> The problem: Pick out every line in the data below that holds "JSON".

━━━ Data provided

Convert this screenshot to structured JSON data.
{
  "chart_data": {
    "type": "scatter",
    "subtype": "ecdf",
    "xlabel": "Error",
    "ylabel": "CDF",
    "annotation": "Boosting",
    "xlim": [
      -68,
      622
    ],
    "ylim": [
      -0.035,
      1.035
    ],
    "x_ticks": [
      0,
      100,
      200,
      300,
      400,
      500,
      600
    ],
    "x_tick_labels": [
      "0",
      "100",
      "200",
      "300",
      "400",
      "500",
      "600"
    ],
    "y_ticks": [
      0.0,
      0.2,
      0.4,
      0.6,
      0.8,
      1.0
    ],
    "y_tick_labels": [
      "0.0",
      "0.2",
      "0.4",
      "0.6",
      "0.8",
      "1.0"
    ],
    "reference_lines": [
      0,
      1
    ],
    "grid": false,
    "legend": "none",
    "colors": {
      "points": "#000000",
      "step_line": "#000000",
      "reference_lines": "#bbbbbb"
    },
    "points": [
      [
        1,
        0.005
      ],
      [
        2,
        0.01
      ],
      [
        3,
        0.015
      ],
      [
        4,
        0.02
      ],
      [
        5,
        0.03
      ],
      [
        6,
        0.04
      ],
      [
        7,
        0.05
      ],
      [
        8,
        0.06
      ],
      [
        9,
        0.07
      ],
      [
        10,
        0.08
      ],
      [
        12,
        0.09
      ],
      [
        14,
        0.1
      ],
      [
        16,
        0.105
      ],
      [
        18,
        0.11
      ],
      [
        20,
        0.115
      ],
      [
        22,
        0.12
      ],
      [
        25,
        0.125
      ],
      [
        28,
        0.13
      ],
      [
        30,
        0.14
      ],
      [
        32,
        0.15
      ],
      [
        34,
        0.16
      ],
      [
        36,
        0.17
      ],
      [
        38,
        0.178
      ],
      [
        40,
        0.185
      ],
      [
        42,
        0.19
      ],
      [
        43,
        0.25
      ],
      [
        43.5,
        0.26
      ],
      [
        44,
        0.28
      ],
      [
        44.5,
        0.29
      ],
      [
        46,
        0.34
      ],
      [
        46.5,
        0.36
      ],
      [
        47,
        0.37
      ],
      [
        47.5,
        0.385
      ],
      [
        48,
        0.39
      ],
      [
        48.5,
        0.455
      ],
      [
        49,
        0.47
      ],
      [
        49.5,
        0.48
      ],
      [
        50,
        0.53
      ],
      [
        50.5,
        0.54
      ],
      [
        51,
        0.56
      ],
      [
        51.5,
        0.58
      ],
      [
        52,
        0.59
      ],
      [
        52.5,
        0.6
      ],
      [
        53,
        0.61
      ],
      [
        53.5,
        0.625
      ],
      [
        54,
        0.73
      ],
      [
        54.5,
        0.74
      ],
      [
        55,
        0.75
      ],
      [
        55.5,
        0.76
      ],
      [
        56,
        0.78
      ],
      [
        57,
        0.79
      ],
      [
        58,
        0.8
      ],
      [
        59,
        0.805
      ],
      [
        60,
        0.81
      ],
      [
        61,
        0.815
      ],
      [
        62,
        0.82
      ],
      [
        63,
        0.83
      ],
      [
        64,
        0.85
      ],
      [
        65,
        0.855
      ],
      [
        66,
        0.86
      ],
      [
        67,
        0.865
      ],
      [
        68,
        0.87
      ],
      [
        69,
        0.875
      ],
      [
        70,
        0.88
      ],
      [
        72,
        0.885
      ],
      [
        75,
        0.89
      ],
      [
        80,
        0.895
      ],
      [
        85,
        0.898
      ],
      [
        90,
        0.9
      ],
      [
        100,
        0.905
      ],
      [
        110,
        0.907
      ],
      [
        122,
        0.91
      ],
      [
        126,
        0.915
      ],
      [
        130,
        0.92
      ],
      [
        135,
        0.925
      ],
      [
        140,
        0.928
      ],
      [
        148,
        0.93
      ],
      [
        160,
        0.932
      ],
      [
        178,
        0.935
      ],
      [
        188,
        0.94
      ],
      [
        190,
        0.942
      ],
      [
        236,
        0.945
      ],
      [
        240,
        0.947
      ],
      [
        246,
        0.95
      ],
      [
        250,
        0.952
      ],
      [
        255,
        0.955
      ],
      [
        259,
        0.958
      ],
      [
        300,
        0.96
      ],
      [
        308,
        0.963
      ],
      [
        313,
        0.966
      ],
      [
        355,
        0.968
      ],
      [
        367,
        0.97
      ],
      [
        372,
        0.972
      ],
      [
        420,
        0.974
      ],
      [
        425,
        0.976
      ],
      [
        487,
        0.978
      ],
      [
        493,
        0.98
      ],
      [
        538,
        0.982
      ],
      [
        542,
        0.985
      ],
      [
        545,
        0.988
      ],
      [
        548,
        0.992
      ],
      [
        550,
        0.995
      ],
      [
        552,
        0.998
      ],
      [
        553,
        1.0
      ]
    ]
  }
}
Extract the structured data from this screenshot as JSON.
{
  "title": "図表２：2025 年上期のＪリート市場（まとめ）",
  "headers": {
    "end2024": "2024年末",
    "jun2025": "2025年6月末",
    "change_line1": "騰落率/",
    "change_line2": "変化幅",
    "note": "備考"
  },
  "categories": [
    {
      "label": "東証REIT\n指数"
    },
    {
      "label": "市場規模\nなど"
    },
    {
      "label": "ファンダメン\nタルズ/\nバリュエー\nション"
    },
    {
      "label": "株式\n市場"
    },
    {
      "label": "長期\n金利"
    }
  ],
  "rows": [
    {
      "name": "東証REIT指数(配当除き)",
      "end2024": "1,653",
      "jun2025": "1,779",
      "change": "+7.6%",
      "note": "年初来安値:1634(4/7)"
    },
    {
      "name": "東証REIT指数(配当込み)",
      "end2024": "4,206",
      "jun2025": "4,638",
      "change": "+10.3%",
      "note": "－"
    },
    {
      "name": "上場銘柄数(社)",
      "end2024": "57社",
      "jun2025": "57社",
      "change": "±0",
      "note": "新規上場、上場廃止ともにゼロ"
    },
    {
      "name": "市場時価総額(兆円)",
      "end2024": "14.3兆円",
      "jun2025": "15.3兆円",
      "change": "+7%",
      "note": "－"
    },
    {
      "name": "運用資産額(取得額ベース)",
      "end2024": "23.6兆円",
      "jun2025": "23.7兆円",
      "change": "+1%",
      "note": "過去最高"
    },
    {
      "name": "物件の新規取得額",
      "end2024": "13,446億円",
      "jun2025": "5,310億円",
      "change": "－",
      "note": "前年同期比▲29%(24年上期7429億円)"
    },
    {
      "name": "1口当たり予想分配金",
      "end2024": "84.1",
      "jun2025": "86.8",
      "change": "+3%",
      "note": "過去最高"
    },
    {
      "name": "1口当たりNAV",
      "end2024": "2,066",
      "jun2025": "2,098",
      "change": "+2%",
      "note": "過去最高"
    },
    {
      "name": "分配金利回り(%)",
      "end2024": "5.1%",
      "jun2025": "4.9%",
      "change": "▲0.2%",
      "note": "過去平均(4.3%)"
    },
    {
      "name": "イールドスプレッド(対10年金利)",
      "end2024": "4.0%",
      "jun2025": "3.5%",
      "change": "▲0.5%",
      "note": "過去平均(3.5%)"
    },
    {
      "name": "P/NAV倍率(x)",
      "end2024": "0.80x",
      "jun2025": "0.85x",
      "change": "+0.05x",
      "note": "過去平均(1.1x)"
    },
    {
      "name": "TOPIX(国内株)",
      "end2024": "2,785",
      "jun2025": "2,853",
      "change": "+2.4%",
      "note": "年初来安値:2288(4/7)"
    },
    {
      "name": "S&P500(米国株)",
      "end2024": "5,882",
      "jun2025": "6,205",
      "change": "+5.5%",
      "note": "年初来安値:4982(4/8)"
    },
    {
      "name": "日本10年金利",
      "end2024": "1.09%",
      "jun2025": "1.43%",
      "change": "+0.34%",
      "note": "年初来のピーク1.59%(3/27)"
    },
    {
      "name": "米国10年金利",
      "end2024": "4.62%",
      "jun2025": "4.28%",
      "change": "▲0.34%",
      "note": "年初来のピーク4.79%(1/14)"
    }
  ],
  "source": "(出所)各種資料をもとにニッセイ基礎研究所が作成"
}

━━━━━━

> Result below:
Convert this screenshot to structured JSON data.
Extract the structured data from this screenshot as JSON.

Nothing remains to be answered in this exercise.